GOAL: Each line below is to be written out in full, exactly as shown.

Chart and figure data:
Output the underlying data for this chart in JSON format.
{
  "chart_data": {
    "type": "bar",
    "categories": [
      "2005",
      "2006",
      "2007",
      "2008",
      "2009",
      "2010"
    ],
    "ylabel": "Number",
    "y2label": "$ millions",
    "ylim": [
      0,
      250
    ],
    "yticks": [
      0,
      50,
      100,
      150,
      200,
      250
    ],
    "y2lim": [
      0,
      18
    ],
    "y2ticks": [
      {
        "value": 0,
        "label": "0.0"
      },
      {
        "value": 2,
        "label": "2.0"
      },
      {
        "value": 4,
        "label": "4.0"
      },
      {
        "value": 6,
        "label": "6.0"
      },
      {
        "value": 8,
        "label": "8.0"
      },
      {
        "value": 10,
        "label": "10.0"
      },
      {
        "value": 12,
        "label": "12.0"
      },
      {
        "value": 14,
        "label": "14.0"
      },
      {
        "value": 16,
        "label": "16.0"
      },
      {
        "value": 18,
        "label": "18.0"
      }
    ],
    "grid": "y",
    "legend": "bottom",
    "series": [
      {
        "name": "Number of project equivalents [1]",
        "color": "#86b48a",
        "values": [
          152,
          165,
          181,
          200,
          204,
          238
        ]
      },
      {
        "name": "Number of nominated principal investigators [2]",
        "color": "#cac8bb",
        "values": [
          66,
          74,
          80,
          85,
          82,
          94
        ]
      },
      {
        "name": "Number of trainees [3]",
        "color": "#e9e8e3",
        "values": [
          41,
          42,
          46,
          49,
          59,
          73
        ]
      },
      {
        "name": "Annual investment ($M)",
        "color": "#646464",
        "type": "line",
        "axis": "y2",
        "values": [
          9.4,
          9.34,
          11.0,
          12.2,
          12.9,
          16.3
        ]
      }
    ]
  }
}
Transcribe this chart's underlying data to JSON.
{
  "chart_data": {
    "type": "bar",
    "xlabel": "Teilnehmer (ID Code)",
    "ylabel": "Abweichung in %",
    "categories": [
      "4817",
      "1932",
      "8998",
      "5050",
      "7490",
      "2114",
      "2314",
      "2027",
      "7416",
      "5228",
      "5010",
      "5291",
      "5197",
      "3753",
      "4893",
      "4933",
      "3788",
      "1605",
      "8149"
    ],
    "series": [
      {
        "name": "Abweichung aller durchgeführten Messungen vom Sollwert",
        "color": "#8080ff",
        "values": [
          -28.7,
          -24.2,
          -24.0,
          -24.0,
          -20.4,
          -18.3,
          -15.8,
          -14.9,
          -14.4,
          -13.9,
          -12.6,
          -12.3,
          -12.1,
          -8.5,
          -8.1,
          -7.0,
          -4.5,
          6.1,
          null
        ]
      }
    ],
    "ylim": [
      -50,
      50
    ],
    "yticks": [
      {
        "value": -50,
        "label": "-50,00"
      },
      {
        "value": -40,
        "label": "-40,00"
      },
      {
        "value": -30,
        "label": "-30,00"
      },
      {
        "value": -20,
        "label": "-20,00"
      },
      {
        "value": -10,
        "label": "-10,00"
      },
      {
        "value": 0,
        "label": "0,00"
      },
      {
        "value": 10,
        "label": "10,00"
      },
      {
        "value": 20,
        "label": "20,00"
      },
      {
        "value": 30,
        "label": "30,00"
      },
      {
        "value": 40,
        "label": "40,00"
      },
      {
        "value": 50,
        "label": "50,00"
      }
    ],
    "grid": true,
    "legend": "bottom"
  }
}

RESULT OF THE TASK:
Output the underlying data for this chart in JSON format.
{
  "chart_data": {
    "type": "bar",
    "categories": [
      "2005",
      "2006",
      "2007",
      "2008",
      "2009",
      "2010"
    ],
    "ylabel": "Number",
    "y2label": "$ millions",
    "ylim": [
      0,
      250
    ],
    "yticks": [
      0,
      50,
      100,
      150,
      200,
      250
    ],
    "y2lim": [
      0,
      18
    ],
    "y2ticks": [
      {
        "value": 0,
        "label": "0.0"
      },
      {
        "value": 2,
        "label": "2.0"
      },
      {
        "value": 4,
        "label": "4.0"
      },
      {
        "value": 6,
        "label": "6.0"
      },
      {
        "value": 8,
        "label": "8.0"
      },
      {
        "value": 10,
        "label": "10.0"
      },
      {
        "value": 12,
        "label": "12.0"
      },
      {
        "value": 14,
        "label": "14.0"
      },
      {
        "value": 16,
        "label": "16.0"
      },
      {
        "value": 18,
        "label": "18.0"
      }
    ],
    "grid": "y",
    "legend": "bottom",
    "series": [
      {
        "name": "Number of project equivalents [1]",
        "color": "#86b48a",
        "values": [
          152,
          165,
          181,
          200,
          204,
          238
        ]
      },
      {
        "name": "Number of nominated principal investigators [2]",
        "color": "#cac8bb",
        "values": [
          66,
          74,
          80,
          85,
          82,
          94
        ]
      },
      {
        "name": "Number of trainees [3]",
        "color": "#e9e8e3",
        "values": [
          41,
          42,
          46,
          49,
          59,
          73
        ]
      },
      {
        "name": "Annual investment ($M)",
        "color": "#646464",
        "type": "line",
        "axis": "y2",
        "values": [
          9.4,
          9.34,
          11.0,
          12.2,
          12.9,
          16.3
        ]
      }
    ]
  }
}
Transcribe this chart's underlying data to JSON.
{
  "chart_data": {
    "type": "bar",
    "xlabel": "Teilnehmer (ID Code)",
    "ylabel": "Abweichung in %",
    "categories": [
      "4817",
      "1932",
      "8998",
      "5050",
      "7490",
      "2114",
      "2314",
      "2027",
      "7416",
      "5228",
      "5010",
      "5291",
      "5197",
      "3753",
      "4893",
      "4933",
      "3788",
      "1605",
      "8149"
    ],
    "series": [
      {
        "name": "Abweichung aller durchgeführten Messungen vom Sollwert",
        "color": "#8080ff",
        "values": [
          -28.7,
          -24.2,
          -24.0,
          -24.0,
          -20.4,
          -18.3,
          -15.8,
          -14.9,
          -14.4,
          -13.9,
          -12.6,
          -12.3,
          -12.1,
          -8.5,
          -8.1,
          -7.0,
          -4.5,
          6.1,
          null
        ]
      }
    ],
    "ylim": [
      -50,
      50
    ],
    "yticks": [
      {
        "value": -50,
        "label": "-50,00"
      },
      {
        "value": -40,
        "label": "-40,00"
      },
      {
        "value": -30,
        "label": "-30,00"
      },
      {
        "value": -20,
        "label": "-20,00"
      },
      {
        "value": -10,
        "label": "-10,00"
      },
      {
        "value": 0,
        "label": "0,00"
      },
      {
        "value": 10,
        "label": "10,00"
      },
      {
        "value": 20,
        "label": "20,00"
      },
      {
        "value": 30,
        "label": "30,00"
      },
      {
        "value": 40,
        "label": "40,00"
      },
      {
        "value": 50,
        "label": "50,00"
      }
    ],
    "grid": true,
    "legend": "bottom"
  }
}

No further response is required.